→ Problem requirements
Write out all the data again, exactly as it stands.

→ Input rows
......

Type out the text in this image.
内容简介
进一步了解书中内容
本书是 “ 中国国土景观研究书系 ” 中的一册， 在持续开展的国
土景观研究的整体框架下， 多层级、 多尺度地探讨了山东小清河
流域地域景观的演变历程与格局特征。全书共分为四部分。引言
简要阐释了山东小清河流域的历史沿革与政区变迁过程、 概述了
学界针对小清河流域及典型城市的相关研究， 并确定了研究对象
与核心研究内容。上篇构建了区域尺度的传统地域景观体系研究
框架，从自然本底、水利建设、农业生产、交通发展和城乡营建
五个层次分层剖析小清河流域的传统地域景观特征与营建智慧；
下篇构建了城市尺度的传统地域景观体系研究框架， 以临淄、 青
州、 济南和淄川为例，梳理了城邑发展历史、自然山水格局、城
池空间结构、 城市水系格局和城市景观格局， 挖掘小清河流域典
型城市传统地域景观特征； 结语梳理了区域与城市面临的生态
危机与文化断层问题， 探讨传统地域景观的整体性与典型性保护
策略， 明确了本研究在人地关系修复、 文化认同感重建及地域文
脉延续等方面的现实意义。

......

→ Answer to this problem
Type out the text in this image.
内容简介
进一步了解书中内容
本书是 “ 中国国土景观研究书系 ” 中的一册， 在持续开展的国
土景观研究的整体框架下， 多层级、 多尺度地探讨了山东小清河
流域地域景观的演变历程与格局特征。全书共分为四部分。引言
简要阐释了山东小清河流域的历史沿革与政区变迁过程、 概述了
学界针对小清河流域及典型城市的相关研究， 并确定了研究对象
与核心研究内容。上篇构建了区域尺度的传统地域景观体系研究
框架，从自然本底、水利建设、农业生产、交通发展和城乡营建
五个层次分层剖析小清河流域的传统地域景观特征与营建智慧；
下篇构建了城市尺度的传统地域景观体系研究框架， 以临淄、 青
州、 济南和淄川为例，梳理了城邑发展历史、自然山水格局、城
池空间结构、 城市水系格局和城市景观格局， 挖掘小清河流域典
型城市传统地域景观特征； 结语梳理了区域与城市面临的生态
危机与文化断层问题， 探讨传统地域景观的整体性与典型性保护
策略， 明确了本研究在人地关系修复、 文化认同感重建及地域文
脉延续等方面的现实意义。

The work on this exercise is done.